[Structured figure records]
********************

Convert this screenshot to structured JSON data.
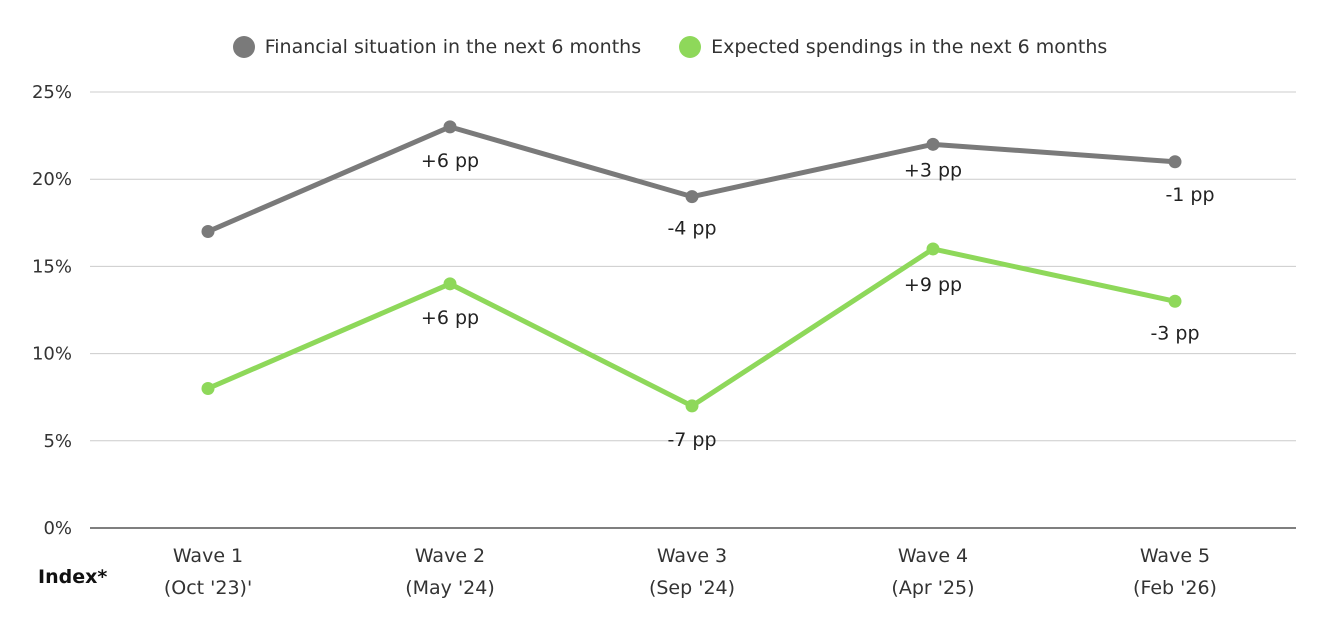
{
  "legend": {
    "series0": "Financial situation in the next 6 months",
    "series1": "Expected spendings in the next 6 months"
  },
  "row_label": "Index*",
  "colors": {
    "series0": "#7a7a7a",
    "series1": "#8ed85a",
    "grid": "#cccccc",
    "axis": "#555555"
  },
  "chart_data": {
    "type": "line",
    "categories": [
      [
        "Wave 1",
        "(Oct '23)'"
      ],
      [
        "Wave 2",
        "(May '24)"
      ],
      [
        "Wave 3",
        "(Sep '24)"
      ],
      [
        "Wave 4",
        "(Apr '25)"
      ],
      [
        "Wave 5",
        "(Feb '26)"
      ]
    ],
    "ylim": [
      0,
      25
    ],
    "yticks": [
      "0%",
      "5%",
      "10%",
      "15%",
      "20%",
      "25%"
    ],
    "grid": true,
    "legend_position": "top-center",
    "series": [
      {
        "name": "Financial situation in the next 6 months",
        "values": [
          17,
          23,
          19,
          22,
          21
        ],
        "labels": [
          "",
          "+6 pp",
          "-4 pp",
          "+3 pp",
          "-1 pp"
        ]
      },
      {
        "name": "Expected spendings in the next 6 months",
        "values": [
          8,
          14,
          7,
          16,
          13
        ],
        "labels": [
          "",
          "+6 pp",
          "-7 pp",
          "+9 pp",
          "-3 pp"
        ]
      }
    ]
  }
}
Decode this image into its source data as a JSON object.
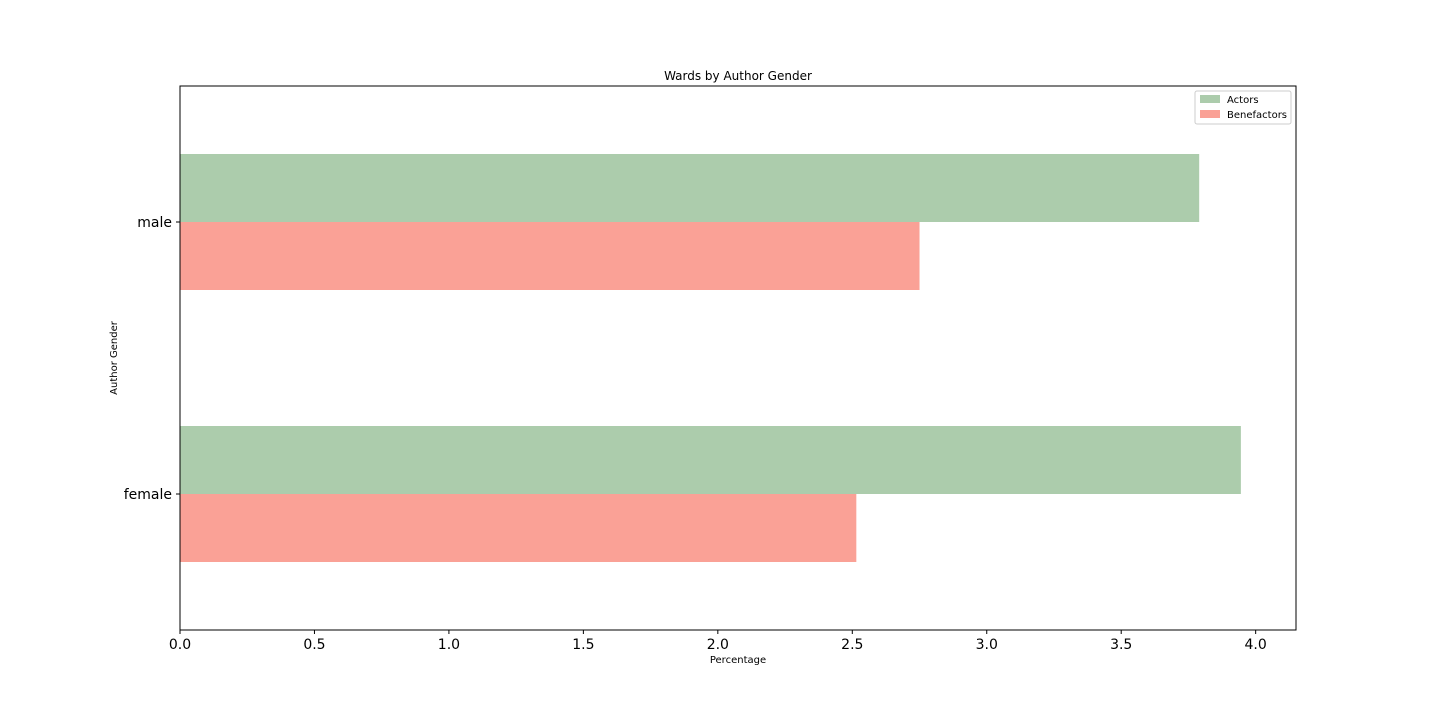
{
  "chart_data": {
    "type": "bar",
    "orientation": "horizontal",
    "title": "Wards by Author Gender",
    "xlabel": "Percentage",
    "ylabel": "Author Gender",
    "categories": [
      "female",
      "male"
    ],
    "series": [
      {
        "name": "Actors",
        "color": "#acccac",
        "values": [
          3.945,
          3.79
        ]
      },
      {
        "name": "Benefactors",
        "color": "#faa196",
        "values": [
          2.515,
          2.75
        ]
      }
    ],
    "xlim": [
      0,
      4.15
    ],
    "xticks": [
      0.0,
      0.5,
      1.0,
      1.5,
      2.0,
      2.5,
      3.0,
      3.5,
      4.0
    ],
    "xtick_labels": [
      "0.0",
      "0.5",
      "1.0",
      "1.5",
      "2.0",
      "2.5",
      "3.0",
      "3.5",
      "4.0"
    ],
    "grid": false,
    "legend_position": "top-right"
  }
}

********************

- **Task to carry out**: Make an exact copy of every entry above, minus the images.

- **Exercise result**:
Convert this screenshot to structured JSON data.
{
  "legend": {
    "series0": "Financial situation in the next 6 months",
    "series1": "Expected spendings in the next 6 months"
  },
  "row_label": "Index*",
  "colors": {
    "series0": "#7a7a7a",
    "series1": "#8ed85a",
    "grid": "#cccccc",
    "axis": "#555555"
  },
  "chart_data": {
    "type": "line",
    "categories": [
      [
        "Wave 1",
        "(Oct '23)'"
      ],
      [
        "Wave 2",
        "(May '24)"
      ],
      [
        "Wave 3",
        "(Sep '24)"
      ],
      [
        "Wave 4",
        "(Apr '25)"
      ],
      [
        "Wave 5",
        "(Feb '26)"
      ]
    ],
    "ylim": [
      0,
      25
    ],
    "yticks": [
      "0%",
      "5%",
      "10%",
      "15%",
      "20%",
      "25%"
    ],
    "grid": true,
    "legend_position": "top-center",
    "series": [
      {
        "name": "Financial situation in the next 6 months",
        "values": [
          17,
          23,
          19,
          22,
          21
        ],
        "labels": [
          "",
          "+6 pp",
          "-4 pp",
          "+3 pp",
          "-1 pp"
        ]
      },
      {
        "name": "Expected spendings in the next 6 months",
        "values": [
          8,
          14,
          7,
          16,
          13
        ],
        "labels": [
          "",
          "+6 pp",
          "-7 pp",
          "+9 pp",
          "-3 pp"
        ]
      }
    ]
  }
}
Decode this image into its source data as a JSON object.
{
  "chart_data": {
    "type": "bar",
    "orientation": "horizontal",
    "title": "Wards by Author Gender",
    "xlabel": "Percentage",
    "ylabel": "Author Gender",
    "categories": [
      "female",
      "male"
    ],
    "series": [
      {
        "name": "Actors",
        "color": "#acccac",
        "values": [
          3.945,
          3.79
        ]
      },
      {
        "name": "Benefactors",
        "color": "#faa196",
        "values": [
          2.515,
          2.75
        ]
      }
    ],
    "xlim": [
      0,
      4.15
    ],
    "xticks": [
      0.0,
      0.5,
      1.0,
      1.5,
      2.0,
      2.5,
      3.0,
      3.5,
      4.0
    ],
    "xtick_labels": [
      "0.0",
      "0.5",
      "1.0",
      "1.5",
      "2.0",
      "2.5",
      "3.0",
      "3.5",
      "4.0"
    ],
    "grid": false,
    "legend_position": "top-right"
  }
}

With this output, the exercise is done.